+++ Excerpted data +++

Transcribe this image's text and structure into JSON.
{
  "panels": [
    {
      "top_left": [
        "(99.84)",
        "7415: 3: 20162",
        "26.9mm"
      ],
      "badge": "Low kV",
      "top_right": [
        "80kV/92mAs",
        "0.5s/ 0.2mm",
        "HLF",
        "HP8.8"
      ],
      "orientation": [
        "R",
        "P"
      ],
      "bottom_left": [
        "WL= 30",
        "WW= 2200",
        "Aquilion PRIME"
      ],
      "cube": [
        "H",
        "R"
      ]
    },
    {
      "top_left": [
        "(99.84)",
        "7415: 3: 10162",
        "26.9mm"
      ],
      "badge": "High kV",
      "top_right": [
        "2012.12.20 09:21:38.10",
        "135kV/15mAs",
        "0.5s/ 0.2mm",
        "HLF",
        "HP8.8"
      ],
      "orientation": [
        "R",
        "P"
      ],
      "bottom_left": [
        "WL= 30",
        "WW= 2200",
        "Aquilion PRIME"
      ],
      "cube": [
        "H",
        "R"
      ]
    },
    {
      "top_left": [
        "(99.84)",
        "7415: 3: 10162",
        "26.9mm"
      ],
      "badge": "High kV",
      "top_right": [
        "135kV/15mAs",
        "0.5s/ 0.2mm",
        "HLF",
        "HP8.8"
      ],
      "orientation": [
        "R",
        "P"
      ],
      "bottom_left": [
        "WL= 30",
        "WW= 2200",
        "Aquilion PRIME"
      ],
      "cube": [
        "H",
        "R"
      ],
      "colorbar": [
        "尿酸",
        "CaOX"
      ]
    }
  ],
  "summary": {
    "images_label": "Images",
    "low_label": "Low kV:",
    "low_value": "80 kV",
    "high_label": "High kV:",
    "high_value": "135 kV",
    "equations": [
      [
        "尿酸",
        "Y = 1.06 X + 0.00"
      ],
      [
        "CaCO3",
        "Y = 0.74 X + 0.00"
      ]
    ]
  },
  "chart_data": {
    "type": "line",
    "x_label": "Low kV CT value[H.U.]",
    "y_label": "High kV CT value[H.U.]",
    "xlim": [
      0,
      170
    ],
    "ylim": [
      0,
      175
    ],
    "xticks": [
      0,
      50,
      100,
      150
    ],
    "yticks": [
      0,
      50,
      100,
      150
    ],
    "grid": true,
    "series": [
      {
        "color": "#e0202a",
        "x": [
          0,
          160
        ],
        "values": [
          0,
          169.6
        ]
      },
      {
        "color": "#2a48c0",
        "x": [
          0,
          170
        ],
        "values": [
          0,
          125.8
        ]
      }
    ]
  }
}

+++

→ Objective:
Repeat back the data above, exact to the last character.

→ Solved problem:
Transcribe this image's text and structure into JSON.
{
  "panels": [
    {
      "top_left": [
        "(99.84)",
        "7415: 3: 20162",
        "26.9mm"
      ],
      "badge": "Low kV",
      "top_right": [
        "80kV/92mAs",
        "0.5s/ 0.2mm",
        "HLF",
        "HP8.8"
      ],
      "orientation": [
        "R",
        "P"
      ],
      "bottom_left": [
        "WL= 30",
        "WW= 2200",
        "Aquilion PRIME"
      ],
      "cube": [
        "H",
        "R"
      ]
    },
    {
      "top_left": [
        "(99.84)",
        "7415: 3: 10162",
        "26.9mm"
      ],
      "badge": "High kV",
      "top_right": [
        "2012.12.20 09:21:38.10",
        "135kV/15mAs",
        "0.5s/ 0.2mm",
        "HLF",
        "HP8.8"
      ],
      "orientation": [
        "R",
        "P"
      ],
      "bottom_left": [
        "WL= 30",
        "WW= 2200",
        "Aquilion PRIME"
      ],
      "cube": [
        "H",
        "R"
      ]
    },
    {
      "top_left": [
        "(99.84)",
        "7415: 3: 10162",
        "26.9mm"
      ],
      "badge": "High kV",
      "top_right": [
        "135kV/15mAs",
        "0.5s/ 0.2mm",
        "HLF",
        "HP8.8"
      ],
      "orientation": [
        "R",
        "P"
      ],
      "bottom_left": [
        "WL= 30",
        "WW= 2200",
        "Aquilion PRIME"
      ],
      "cube": [
        "H",
        "R"
      ],
      "colorbar": [
        "尿酸",
        "CaOX"
      ]
    }
  ],
  "summary": {
    "images_label": "Images",
    "low_label": "Low kV:",
    "low_value": "80 kV",
    "high_label": "High kV:",
    "high_value": "135 kV",
    "equations": [
      [
        "尿酸",
        "Y = 1.06 X + 0.00"
      ],
      [
        "CaCO3",
        "Y = 0.74 X + 0.00"
      ]
    ]
  },
  "chart_data": {
    "type": "line",
    "x_label": "Low kV CT value[H.U.]",
    "y_label": "High kV CT value[H.U.]",
    "xlim": [
      0,
      170
    ],
    "ylim": [
      0,
      175
    ],
    "xticks": [
      0,
      50,
      100,
      150
    ],
    "yticks": [
      0,
      50,
      100,
      150
    ],
    "grid": true,
    "series": [
      {
        "color": "#e0202a",
        "x": [
          0,
          160
        ],
        "values": [
          0,
          169.6
        ]
      },
      {
        "color": "#2a48c0",
        "x": [
          0,
          170
        ],
        "values": [
          0,
          125.8
        ]
      }
    ]
  }
}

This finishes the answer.